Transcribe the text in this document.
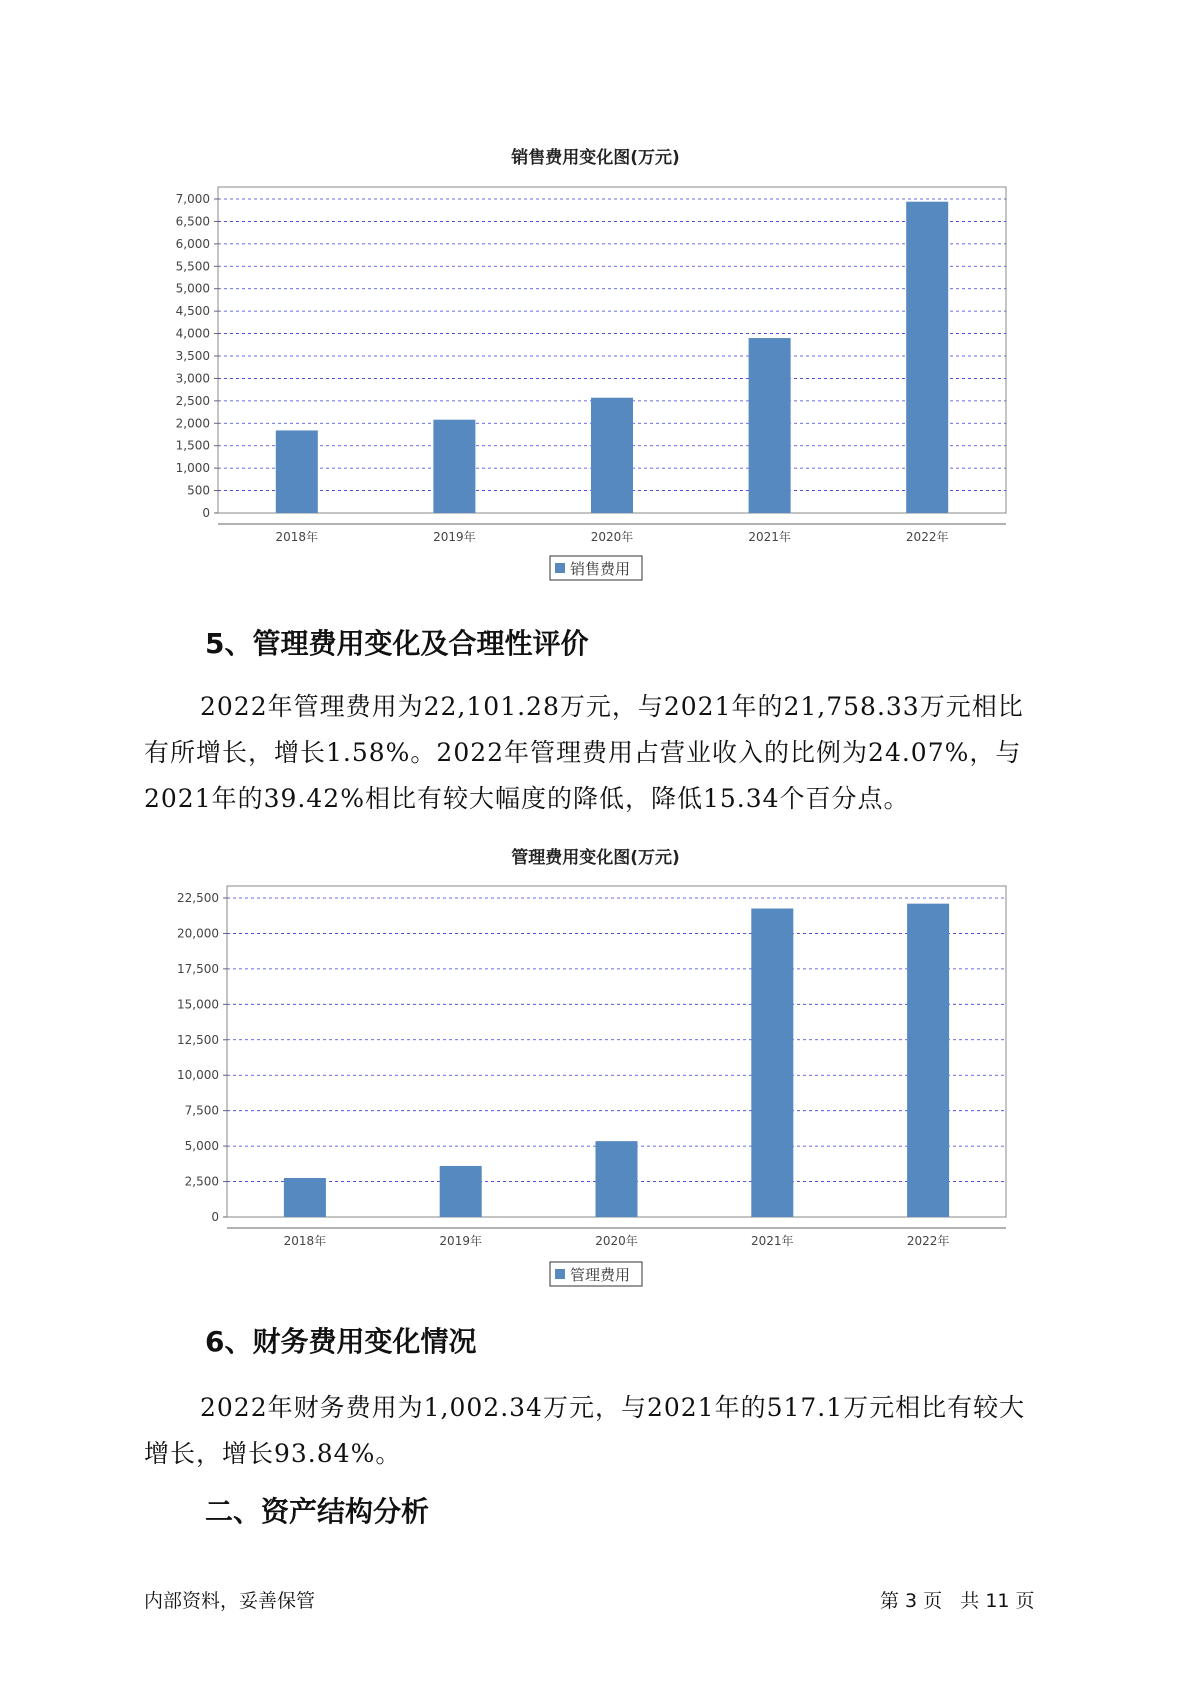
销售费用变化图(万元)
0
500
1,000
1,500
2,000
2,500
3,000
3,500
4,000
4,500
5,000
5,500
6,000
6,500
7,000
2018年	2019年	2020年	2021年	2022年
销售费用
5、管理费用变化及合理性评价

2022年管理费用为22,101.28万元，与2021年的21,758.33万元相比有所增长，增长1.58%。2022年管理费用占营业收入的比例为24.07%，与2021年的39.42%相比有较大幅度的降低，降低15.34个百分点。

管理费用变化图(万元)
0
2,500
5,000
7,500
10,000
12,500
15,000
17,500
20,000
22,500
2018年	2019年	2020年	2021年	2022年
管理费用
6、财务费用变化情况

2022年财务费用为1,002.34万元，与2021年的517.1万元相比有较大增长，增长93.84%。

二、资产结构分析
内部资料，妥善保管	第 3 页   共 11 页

• **Work to be completed**:
Repeat the data exactly, dropping every picture it holds.

• **Reply to the exercise**:
Transcribe the text in this document.
销售费用变化图(万元)
0
500
1,000
1,500
2,000
2,500
3,000
3,500
4,000
4,500
5,000
5,500
6,000
6,500
7,000
2018年	2019年	2020年	2021年	2022年
销售费用
5、管理费用变化及合理性评价

2022年管理费用为22,101.28万元，与2021年的21,758.33万元相比有所增长，增长1.58%。2022年管理费用占营业收入的比例为24.07%，与2021年的39.42%相比有较大幅度的降低，降低15.34个百分点。

管理费用变化图(万元)
0
2,500
5,000
7,500
10,000
12,500
15,000
17,500
20,000
22,500
2018年	2019年	2020年	2021年	2022年
管理费用
6、财务费用变化情况

2022年财务费用为1,002.34万元，与2021年的517.1万元相比有较大增长，增长93.84%。

二、资产结构分析
内部资料，妥善保管	第 3 页   共 11 页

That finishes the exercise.